■ Quoted text:
Exercise 1 - data wrangling {#exercise1}
Introduction
For this homework exercise, use the functions that were introduced in class to solve the following problems. You shouldn’t have to use any functions that are not covered in class! The course book should be your first point of reference as you tackle the problems.
Please write your answer for each question after the question text but before the line break before the next one.
In some cases, you will have to insert R code chunks, and run them to ensure that you’ve got the right result.
Use all of the R Markdown formatting you want! Bullets, bold text, etc. is welcome.
Once you have submitted your assignment, I will be hitting the “Knit” button—please ensure that the output renders correctly.
Questions
1. Assign a variable
Why does this code chunk not work?
stringlenght <- 10
stringlength
Look carefully! (This may seem like an exercise in pointlessness, but training your brain to notice even the tiniest difference will pay off when programming.)
2. Reducing the size of your data set
Starting with the {mpg} data frame, use filter()
and select()
to create a single table that contains only the following records and variables:
compact and subcompact Volkswagens from the model year 1999
manufacturer, model, mileage in both city and highway
First, view the data table:
mpg
## # A tibble: 234 × 12
## manufacturer model displ year cyl trans drv cty hwy fl class mpg_per_cubic_litre
## <chr> <chr> <dbl> <int> <int> <chr> <chr> <int> <int> <chr> <chr> <dbl>
## 1 audi a4 1.8 1999 4 auto… f 18 29 p comp… 16.1
## 2 audi a4 1.8 1999 4 manu… f 21 29 p comp… 16.1
## 3 audi a4 2 2008 4 manu… f 20 31 p comp… 15.5
## 4 audi a4 2 2008 4 auto… f 21 30 p comp… 15
## 5 audi a4 2.8 1999 6 auto… f 16 26 p comp… 9.29
## 6 audi a4 2.8 1999 6 manu… f 18 26 p comp… 9.29
## 7 audi a4 3.1 2008 6 auto… f 18 27 p comp… 8.71
## 8 audi a4 quattro 1.8 1999 4 manu… 4 18 26 p comp… 14.4
## 9 audi a4 quattro 1.8 1999 4 auto… 4 16 25 p comp… 13.9
## 10 audi a4 quattro 2 2008 4 manu… 4 20 28 p comp… 14
## # ℹ 224 more rows
3. Selecting variables
What happens if you include the name of a variable twice in a select()
call? Demonstrate using the {gapminder} data. (The package is installed in the workspace, but you will have to load it to access it…)

■ Exercise requirements: Reproduce word for word the stretch of the data wrangling exercise that begins with "stringlenght <- 10" and ends with "frame, use filter()".

■ Dataset entries:
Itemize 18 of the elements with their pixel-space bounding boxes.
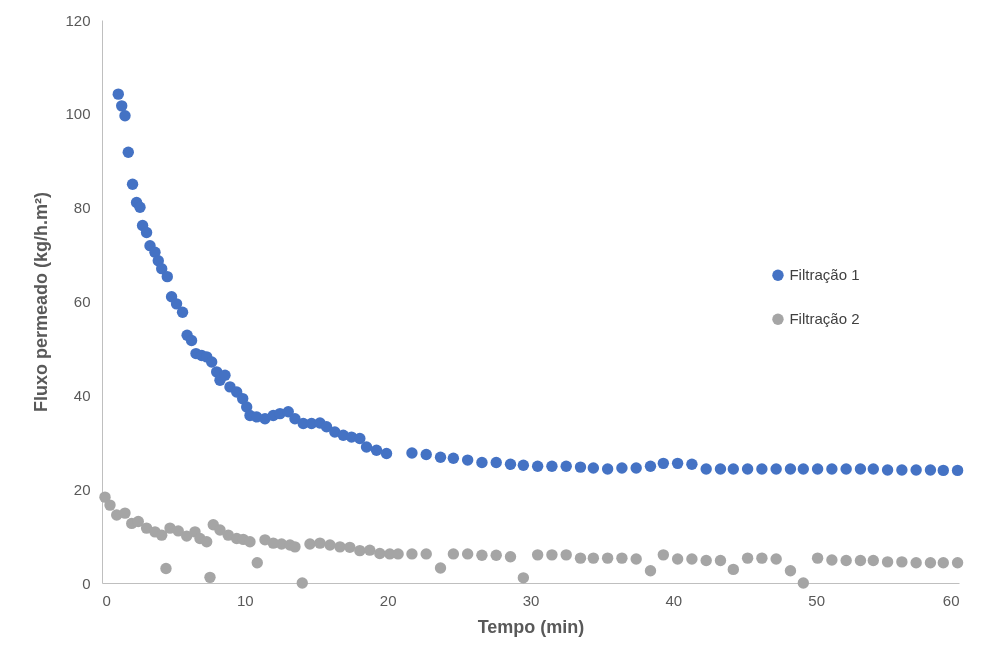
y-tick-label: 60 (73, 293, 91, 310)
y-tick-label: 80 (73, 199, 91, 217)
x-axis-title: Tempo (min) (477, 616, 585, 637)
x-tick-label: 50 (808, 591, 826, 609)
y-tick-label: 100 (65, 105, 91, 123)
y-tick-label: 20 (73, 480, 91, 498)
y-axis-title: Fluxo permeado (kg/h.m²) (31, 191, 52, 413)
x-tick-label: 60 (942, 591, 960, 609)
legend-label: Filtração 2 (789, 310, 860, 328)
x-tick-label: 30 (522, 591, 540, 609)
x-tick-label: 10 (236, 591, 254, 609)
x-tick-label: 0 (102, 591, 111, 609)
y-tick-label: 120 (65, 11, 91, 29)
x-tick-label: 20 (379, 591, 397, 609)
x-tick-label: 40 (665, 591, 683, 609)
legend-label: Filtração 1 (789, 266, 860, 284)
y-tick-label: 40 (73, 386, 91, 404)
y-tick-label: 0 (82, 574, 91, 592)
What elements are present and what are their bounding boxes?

■ The answer:
stringlenght <- 10
stringlength
Look carefully! (This may seem like an exercise in pointlessness, but training your brain to notice even the tiniest difference will pay off when programming.)
2. Reducing the size of your data set
Starting with the {mpg} data frame, use filter()